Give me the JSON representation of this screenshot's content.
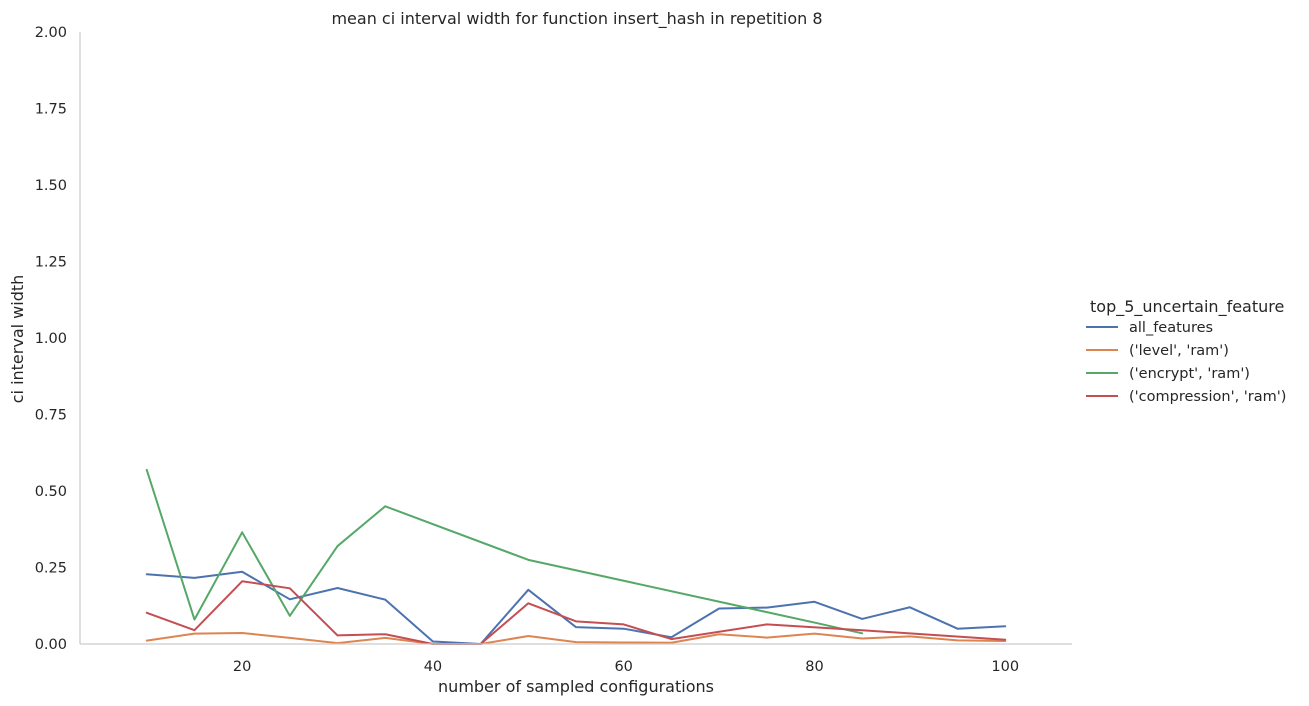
{
  "chart_data": {
    "type": "line",
    "title": "mean ci interval width for function insert_hash in repetition 8",
    "xlabel": "number of sampled configurations",
    "ylabel": "ci interval width",
    "xlim": [
      3,
      107
    ],
    "ylim": [
      0,
      2.0
    ],
    "xticks": [
      20,
      40,
      60,
      80,
      100
    ],
    "yticks": [
      0.0,
      0.25,
      0.5,
      0.75,
      1.0,
      1.25,
      1.5,
      1.75,
      2.0
    ],
    "ytick_labels": [
      "0.00",
      "0.25",
      "0.50",
      "0.75",
      "1.00",
      "1.25",
      "1.50",
      "1.75",
      "2.00"
    ],
    "grid": false,
    "legend": {
      "title": "top_5_uncertain_feature",
      "placement": "right"
    },
    "x": [
      10,
      15,
      20,
      25,
      30,
      35,
      40,
      45,
      50,
      55,
      60,
      65,
      70,
      75,
      80,
      85,
      90,
      95,
      100
    ],
    "series": [
      {
        "name": "all_features",
        "color": "#4c72b0",
        "values": [
          0.228,
          0.216,
          0.236,
          0.146,
          0.183,
          0.145,
          0.008,
          0.0,
          0.177,
          0.055,
          0.05,
          0.022,
          0.116,
          0.119,
          0.138,
          0.082,
          0.12,
          0.05,
          0.058
        ]
      },
      {
        "name": "('level', 'ram')",
        "color": "#dd8452",
        "values": [
          0.011,
          0.034,
          0.036,
          0.02,
          0.003,
          0.02,
          0.0,
          0.0,
          0.026,
          0.006,
          0.005,
          0.004,
          0.032,
          0.021,
          0.034,
          0.018,
          0.025,
          0.012,
          0.01
        ]
      },
      {
        "name": "('encrypt', 'ram')",
        "color": "#55a868",
        "values": [
          0.569,
          0.08,
          0.365,
          0.092,
          0.32,
          0.45,
          null,
          null,
          0.275,
          null,
          null,
          null,
          null,
          null,
          0.07,
          0.035,
          null,
          null,
          null
        ]
      },
      {
        "name": "('compression', 'ram')",
        "color": "#c44e52",
        "values": [
          0.102,
          0.045,
          0.205,
          0.182,
          0.028,
          0.032,
          0.0,
          0.0,
          0.133,
          0.074,
          0.064,
          0.016,
          null,
          0.064,
          null,
          0.045,
          null,
          null,
          0.014
        ]
      }
    ]
  }
}
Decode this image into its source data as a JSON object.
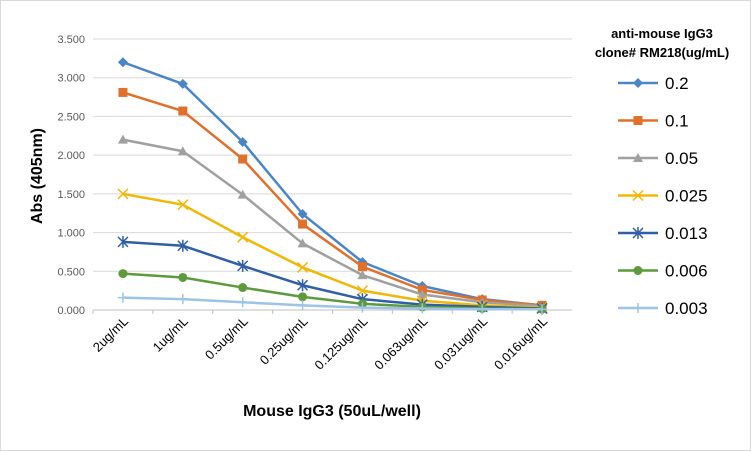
{
  "chart_data": {
    "type": "line",
    "title": "",
    "xlabel": "Mouse IgG3 (50uL/well)",
    "ylabel": "Abs (405nm)",
    "ylim": [
      0,
      3.5
    ],
    "yticks": [
      "0.000",
      "0.500",
      "1.000",
      "1.500",
      "2.000",
      "2.500",
      "3.000",
      "3.500"
    ],
    "grid": true,
    "legend_position": "right",
    "legend_title_lines": [
      "anti-mouse IgG3",
      "clone# RM218(ug/mL)"
    ],
    "categories": [
      "2ug/mL",
      "1ug/mL",
      "0.5ug/mL",
      "0.25ug/mL",
      "0.125ug/mL",
      "0.063ug/mL",
      "0.031ug/mL",
      "0.016ug/mL"
    ],
    "series": [
      {
        "name": "0.2",
        "color": "#4a86c6",
        "marker": "diamond",
        "values": [
          3.2,
          2.92,
          2.17,
          1.24,
          0.62,
          0.31,
          0.14,
          0.06
        ]
      },
      {
        "name": "0.1",
        "color": "#e0702a",
        "marker": "square",
        "values": [
          2.81,
          2.57,
          1.95,
          1.11,
          0.56,
          0.26,
          0.13,
          0.06
        ]
      },
      {
        "name": "0.05",
        "color": "#a0a0a0",
        "marker": "triangle",
        "values": [
          2.2,
          2.05,
          1.49,
          0.86,
          0.45,
          0.2,
          0.1,
          0.05
        ]
      },
      {
        "name": "0.025",
        "color": "#f2b705",
        "marker": "x",
        "values": [
          1.5,
          1.36,
          0.94,
          0.55,
          0.25,
          0.12,
          0.06,
          0.03
        ]
      },
      {
        "name": "0.013",
        "color": "#2f5fa5",
        "marker": "star",
        "values": [
          0.88,
          0.83,
          0.57,
          0.32,
          0.14,
          0.07,
          0.04,
          0.02
        ]
      },
      {
        "name": "0.006",
        "color": "#5c9a3c",
        "marker": "circle",
        "values": [
          0.47,
          0.42,
          0.29,
          0.17,
          0.08,
          0.04,
          0.02,
          0.01
        ]
      },
      {
        "name": "0.003",
        "color": "#9dc3e6",
        "marker": "plus",
        "values": [
          0.16,
          0.14,
          0.1,
          0.06,
          0.03,
          0.02,
          0.01,
          0.01
        ]
      }
    ]
  }
}
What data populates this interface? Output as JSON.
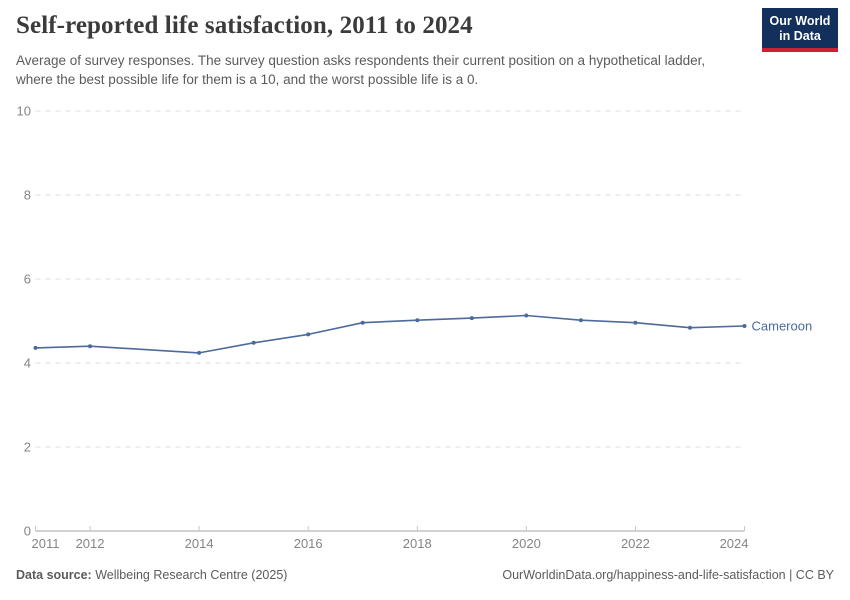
========
The task: Copy out the lines that hold "width".

Output for this exercise:
    "title": "mean ci interval width for function insert_hash in repetition 8",
    "ylabel": "ci interval width",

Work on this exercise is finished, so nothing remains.